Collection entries
——

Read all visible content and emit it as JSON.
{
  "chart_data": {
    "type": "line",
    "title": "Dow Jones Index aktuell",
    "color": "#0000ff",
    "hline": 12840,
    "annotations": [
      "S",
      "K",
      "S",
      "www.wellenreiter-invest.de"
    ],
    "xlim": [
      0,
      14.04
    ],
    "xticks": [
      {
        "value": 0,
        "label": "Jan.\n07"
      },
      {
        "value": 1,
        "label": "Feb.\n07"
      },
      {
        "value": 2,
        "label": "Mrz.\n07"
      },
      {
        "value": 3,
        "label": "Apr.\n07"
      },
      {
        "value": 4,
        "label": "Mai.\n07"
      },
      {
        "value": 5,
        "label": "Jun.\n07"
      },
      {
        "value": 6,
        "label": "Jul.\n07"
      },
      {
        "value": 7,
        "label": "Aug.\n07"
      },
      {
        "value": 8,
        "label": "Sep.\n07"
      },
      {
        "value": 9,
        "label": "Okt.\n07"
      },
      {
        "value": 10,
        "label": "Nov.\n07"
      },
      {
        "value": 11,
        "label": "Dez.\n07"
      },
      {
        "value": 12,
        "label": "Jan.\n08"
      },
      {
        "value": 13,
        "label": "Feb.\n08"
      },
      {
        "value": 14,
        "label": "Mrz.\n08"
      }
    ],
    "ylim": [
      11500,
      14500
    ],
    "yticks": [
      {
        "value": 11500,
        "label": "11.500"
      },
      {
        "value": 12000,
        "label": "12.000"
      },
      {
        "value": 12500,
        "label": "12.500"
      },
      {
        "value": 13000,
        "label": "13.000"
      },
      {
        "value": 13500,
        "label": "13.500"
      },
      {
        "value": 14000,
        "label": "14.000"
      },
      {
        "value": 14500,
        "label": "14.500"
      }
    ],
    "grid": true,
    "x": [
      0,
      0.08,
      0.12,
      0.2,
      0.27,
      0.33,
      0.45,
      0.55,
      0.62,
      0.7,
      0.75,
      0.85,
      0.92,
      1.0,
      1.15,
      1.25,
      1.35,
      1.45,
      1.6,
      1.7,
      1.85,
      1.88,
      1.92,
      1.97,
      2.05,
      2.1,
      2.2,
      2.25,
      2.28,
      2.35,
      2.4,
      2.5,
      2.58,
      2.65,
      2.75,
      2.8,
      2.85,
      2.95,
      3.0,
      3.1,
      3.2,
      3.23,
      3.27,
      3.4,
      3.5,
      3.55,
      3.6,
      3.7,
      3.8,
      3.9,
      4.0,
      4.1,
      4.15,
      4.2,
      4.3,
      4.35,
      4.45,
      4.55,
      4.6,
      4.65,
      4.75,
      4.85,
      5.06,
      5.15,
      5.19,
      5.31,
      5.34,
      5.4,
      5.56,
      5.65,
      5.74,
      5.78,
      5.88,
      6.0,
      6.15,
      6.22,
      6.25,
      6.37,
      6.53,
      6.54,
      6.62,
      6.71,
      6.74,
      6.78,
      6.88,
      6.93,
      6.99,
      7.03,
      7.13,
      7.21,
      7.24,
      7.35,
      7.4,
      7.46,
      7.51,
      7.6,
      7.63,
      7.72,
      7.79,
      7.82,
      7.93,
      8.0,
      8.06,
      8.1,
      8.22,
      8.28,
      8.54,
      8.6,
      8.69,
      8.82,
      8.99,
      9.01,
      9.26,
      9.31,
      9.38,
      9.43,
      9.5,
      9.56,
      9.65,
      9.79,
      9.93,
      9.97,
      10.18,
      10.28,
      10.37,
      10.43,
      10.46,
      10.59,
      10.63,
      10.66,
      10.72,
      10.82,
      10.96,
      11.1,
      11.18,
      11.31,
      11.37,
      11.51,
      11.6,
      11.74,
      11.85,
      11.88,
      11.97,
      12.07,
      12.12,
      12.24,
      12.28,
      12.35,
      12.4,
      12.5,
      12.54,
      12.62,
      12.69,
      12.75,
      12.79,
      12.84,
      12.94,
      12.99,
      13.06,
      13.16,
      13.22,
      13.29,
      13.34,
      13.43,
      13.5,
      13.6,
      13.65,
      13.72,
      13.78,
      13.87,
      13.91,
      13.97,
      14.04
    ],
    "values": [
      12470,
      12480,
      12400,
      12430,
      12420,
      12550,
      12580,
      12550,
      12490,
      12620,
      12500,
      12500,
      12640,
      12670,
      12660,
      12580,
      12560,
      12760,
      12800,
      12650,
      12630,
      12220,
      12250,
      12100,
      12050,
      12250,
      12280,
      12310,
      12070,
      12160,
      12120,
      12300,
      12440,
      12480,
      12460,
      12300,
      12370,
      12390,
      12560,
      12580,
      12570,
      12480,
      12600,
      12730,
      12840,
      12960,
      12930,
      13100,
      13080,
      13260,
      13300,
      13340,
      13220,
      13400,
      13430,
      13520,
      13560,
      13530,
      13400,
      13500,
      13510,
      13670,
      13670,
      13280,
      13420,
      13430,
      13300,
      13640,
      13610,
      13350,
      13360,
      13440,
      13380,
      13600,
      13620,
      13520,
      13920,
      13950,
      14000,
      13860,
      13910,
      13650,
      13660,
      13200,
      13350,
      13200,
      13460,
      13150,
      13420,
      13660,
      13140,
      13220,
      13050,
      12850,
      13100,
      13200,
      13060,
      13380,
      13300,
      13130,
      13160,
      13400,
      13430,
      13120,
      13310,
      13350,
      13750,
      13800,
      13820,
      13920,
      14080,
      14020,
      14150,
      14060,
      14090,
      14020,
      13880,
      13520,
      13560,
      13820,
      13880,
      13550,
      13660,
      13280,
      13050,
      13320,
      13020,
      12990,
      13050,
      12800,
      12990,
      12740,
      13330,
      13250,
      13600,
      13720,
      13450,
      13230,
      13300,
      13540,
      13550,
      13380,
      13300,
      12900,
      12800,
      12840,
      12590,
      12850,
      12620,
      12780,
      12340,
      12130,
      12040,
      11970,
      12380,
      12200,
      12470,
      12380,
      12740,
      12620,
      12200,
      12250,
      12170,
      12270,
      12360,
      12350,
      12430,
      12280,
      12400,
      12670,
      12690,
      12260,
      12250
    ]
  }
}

——

Quote the entire listing above exactly.

Read all visible content and emit it as JSON.
{
  "chart_data": {
    "type": "line",
    "title": "Dow Jones Index aktuell",
    "color": "#0000ff",
    "hline": 12840,
    "annotations": [
      "S",
      "K",
      "S",
      "www.wellenreiter-invest.de"
    ],
    "xlim": [
      0,
      14.04
    ],
    "xticks": [
      {
        "value": 0,
        "label": "Jan.\n07"
      },
      {
        "value": 1,
        "label": "Feb.\n07"
      },
      {
        "value": 2,
        "label": "Mrz.\n07"
      },
      {
        "value": 3,
        "label": "Apr.\n07"
      },
      {
        "value": 4,
        "label": "Mai.\n07"
      },
      {
        "value": 5,
        "label": "Jun.\n07"
      },
      {
        "value": 6,
        "label": "Jul.\n07"
      },
      {
        "value": 7,
        "label": "Aug.\n07"
      },
      {
        "value": 8,
        "label": "Sep.\n07"
      },
      {
        "value": 9,
        "label": "Okt.\n07"
      },
      {
        "value": 10,
        "label": "Nov.\n07"
      },
      {
        "value": 11,
        "label": "Dez.\n07"
      },
      {
        "value": 12,
        "label": "Jan.\n08"
      },
      {
        "value": 13,
        "label": "Feb.\n08"
      },
      {
        "value": 14,
        "label": "Mrz.\n08"
      }
    ],
    "ylim": [
      11500,
      14500
    ],
    "yticks": [
      {
        "value": 11500,
        "label": "11.500"
      },
      {
        "value": 12000,
        "label": "12.000"
      },
      {
        "value": 12500,
        "label": "12.500"
      },
      {
        "value": 13000,
        "label": "13.000"
      },
      {
        "value": 13500,
        "label": "13.500"
      },
      {
        "value": 14000,
        "label": "14.000"
      },
      {
        "value": 14500,
        "label": "14.500"
      }
    ],
    "grid": true,
    "x": [
      0,
      0.08,
      0.12,
      0.2,
      0.27,
      0.33,
      0.45,
      0.55,
      0.62,
      0.7,
      0.75,
      0.85,
      0.92,
      1.0,
      1.15,
      1.25,
      1.35,
      1.45,
      1.6,
      1.7,
      1.85,
      1.88,
      1.92,
      1.97,
      2.05,
      2.1,
      2.2,
      2.25,
      2.28,
      2.35,
      2.4,
      2.5,
      2.58,
      2.65,
      2.75,
      2.8,
      2.85,
      2.95,
      3.0,
      3.1,
      3.2,
      3.23,
      3.27,
      3.4,
      3.5,
      3.55,
      3.6,
      3.7,
      3.8,
      3.9,
      4.0,
      4.1,
      4.15,
      4.2,
      4.3,
      4.35,
      4.45,
      4.55,
      4.6,
      4.65,
      4.75,
      4.85,
      5.06,
      5.15,
      5.19,
      5.31,
      5.34,
      5.4,
      5.56,
      5.65,
      5.74,
      5.78,
      5.88,
      6.0,
      6.15,
      6.22,
      6.25,
      6.37,
      6.53,
      6.54,
      6.62,
      6.71,
      6.74,
      6.78,
      6.88,
      6.93,
      6.99,
      7.03,
      7.13,
      7.21,
      7.24,
      7.35,
      7.4,
      7.46,
      7.51,
      7.6,
      7.63,
      7.72,
      7.79,
      7.82,
      7.93,
      8.0,
      8.06,
      8.1,
      8.22,
      8.28,
      8.54,
      8.6,
      8.69,
      8.82,
      8.99,
      9.01,
      9.26,
      9.31,
      9.38,
      9.43,
      9.5,
      9.56,
      9.65,
      9.79,
      9.93,
      9.97,
      10.18,
      10.28,
      10.37,
      10.43,
      10.46,
      10.59,
      10.63,
      10.66,
      10.72,
      10.82,
      10.96,
      11.1,
      11.18,
      11.31,
      11.37,
      11.51,
      11.6,
      11.74,
      11.85,
      11.88,
      11.97,
      12.07,
      12.12,
      12.24,
      12.28,
      12.35,
      12.4,
      12.5,
      12.54,
      12.62,
      12.69,
      12.75,
      12.79,
      12.84,
      12.94,
      12.99,
      13.06,
      13.16,
      13.22,
      13.29,
      13.34,
      13.43,
      13.5,
      13.6,
      13.65,
      13.72,
      13.78,
      13.87,
      13.91,
      13.97,
      14.04
    ],
    "values": [
      12470,
      12480,
      12400,
      12430,
      12420,
      12550,
      12580,
      12550,
      12490,
      12620,
      12500,
      12500,
      12640,
      12670,
      12660,
      12580,
      12560,
      12760,
      12800,
      12650,
      12630,
      12220,
      12250,
      12100,
      12050,
      12250,
      12280,
      12310,
      12070,
      12160,
      12120,
      12300,
      12440,
      12480,
      12460,
      12300,
      12370,
      12390,
      12560,
      12580,
      12570,
      12480,
      12600,
      12730,
      12840,
      12960,
      12930,
      13100,
      13080,
      13260,
      13300,
      13340,
      13220,
      13400,
      13430,
      13520,
      13560,
      13530,
      13400,
      13500,
      13510,
      13670,
      13670,
      13280,
      13420,
      13430,
      13300,
      13640,
      13610,
      13350,
      13360,
      13440,
      13380,
      13600,
      13620,
      13520,
      13920,
      13950,
      14000,
      13860,
      13910,
      13650,
      13660,
      13200,
      13350,
      13200,
      13460,
      13150,
      13420,
      13660,
      13140,
      13220,
      13050,
      12850,
      13100,
      13200,
      13060,
      13380,
      13300,
      13130,
      13160,
      13400,
      13430,
      13120,
      13310,
      13350,
      13750,
      13800,
      13820,
      13920,
      14080,
      14020,
      14150,
      14060,
      14090,
      14020,
      13880,
      13520,
      13560,
      13820,
      13880,
      13550,
      13660,
      13280,
      13050,
      13320,
      13020,
      12990,
      13050,
      12800,
      12990,
      12740,
      13330,
      13250,
      13600,
      13720,
      13450,
      13230,
      13300,
      13540,
      13550,
      13380,
      13300,
      12900,
      12800,
      12840,
      12590,
      12850,
      12620,
      12780,
      12340,
      12130,
      12040,
      11970,
      12380,
      12200,
      12470,
      12380,
      12740,
      12620,
      12200,
      12250,
      12170,
      12270,
      12360,
      12350,
      12430,
      12280,
      12400,
      12670,
      12690,
      12260,
      12250
    ]
  }
}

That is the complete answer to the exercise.